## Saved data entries
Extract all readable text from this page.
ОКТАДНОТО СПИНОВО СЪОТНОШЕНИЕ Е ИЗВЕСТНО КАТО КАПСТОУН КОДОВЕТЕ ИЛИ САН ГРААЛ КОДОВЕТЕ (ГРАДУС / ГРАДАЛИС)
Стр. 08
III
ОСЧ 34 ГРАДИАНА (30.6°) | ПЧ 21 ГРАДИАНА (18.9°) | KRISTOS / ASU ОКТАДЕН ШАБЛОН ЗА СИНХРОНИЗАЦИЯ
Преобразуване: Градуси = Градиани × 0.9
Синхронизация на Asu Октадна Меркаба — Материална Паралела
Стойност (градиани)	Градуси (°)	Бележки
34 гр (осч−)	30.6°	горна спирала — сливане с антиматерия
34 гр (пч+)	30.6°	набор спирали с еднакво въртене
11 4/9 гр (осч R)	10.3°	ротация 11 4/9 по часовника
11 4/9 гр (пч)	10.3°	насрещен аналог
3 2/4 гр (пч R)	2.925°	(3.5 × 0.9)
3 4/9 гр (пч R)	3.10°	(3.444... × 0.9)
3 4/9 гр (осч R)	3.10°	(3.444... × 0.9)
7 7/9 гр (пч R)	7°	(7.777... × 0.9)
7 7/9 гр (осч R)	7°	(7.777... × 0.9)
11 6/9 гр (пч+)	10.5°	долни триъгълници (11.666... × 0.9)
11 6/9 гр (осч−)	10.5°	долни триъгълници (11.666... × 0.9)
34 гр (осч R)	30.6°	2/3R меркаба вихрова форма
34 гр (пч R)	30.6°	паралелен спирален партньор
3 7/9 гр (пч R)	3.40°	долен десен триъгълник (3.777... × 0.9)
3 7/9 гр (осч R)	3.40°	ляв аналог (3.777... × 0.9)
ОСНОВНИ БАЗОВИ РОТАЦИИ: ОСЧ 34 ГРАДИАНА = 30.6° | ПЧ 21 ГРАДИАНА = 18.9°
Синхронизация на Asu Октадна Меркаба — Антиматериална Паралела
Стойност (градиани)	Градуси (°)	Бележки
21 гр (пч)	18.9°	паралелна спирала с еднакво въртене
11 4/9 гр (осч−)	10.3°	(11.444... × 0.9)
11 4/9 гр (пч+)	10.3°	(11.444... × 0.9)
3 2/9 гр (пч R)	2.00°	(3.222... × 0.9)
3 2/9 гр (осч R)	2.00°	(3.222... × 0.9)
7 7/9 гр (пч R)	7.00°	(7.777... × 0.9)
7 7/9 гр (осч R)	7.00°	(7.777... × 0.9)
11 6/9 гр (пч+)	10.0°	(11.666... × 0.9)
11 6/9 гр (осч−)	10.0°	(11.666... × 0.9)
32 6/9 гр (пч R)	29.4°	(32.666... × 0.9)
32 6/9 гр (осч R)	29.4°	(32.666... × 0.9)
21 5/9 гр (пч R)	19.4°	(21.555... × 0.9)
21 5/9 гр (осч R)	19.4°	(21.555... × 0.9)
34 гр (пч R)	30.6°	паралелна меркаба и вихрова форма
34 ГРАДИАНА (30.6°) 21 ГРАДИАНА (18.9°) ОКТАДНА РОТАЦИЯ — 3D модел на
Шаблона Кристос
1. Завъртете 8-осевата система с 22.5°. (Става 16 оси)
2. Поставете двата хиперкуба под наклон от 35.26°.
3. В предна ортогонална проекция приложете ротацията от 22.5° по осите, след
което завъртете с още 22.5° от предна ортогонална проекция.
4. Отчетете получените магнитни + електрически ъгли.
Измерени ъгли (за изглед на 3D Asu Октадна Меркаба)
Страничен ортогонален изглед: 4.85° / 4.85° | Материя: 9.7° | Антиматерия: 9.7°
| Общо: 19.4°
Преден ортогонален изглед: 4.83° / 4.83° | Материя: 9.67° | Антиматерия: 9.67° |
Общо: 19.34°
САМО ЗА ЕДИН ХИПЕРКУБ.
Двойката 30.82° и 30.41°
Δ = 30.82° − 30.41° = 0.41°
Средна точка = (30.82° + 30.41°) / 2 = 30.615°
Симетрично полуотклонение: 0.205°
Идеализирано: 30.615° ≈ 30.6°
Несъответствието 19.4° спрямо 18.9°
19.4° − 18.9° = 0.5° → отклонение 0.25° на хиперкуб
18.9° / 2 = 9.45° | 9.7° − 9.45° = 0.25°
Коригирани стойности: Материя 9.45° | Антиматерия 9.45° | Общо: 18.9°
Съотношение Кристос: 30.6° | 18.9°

## Written exercise
In the entries above, find lines with "ортогонален" and copy each.

## Full output
Страничен ортогонален изглед: 4.85° / 4.85° | Материя: 9.7° | Антиматерия: 9.7°
Преден ортогонален изглед: 4.83° / 4.83° | Материя: 9.67° | Антиматерия: 9.67° |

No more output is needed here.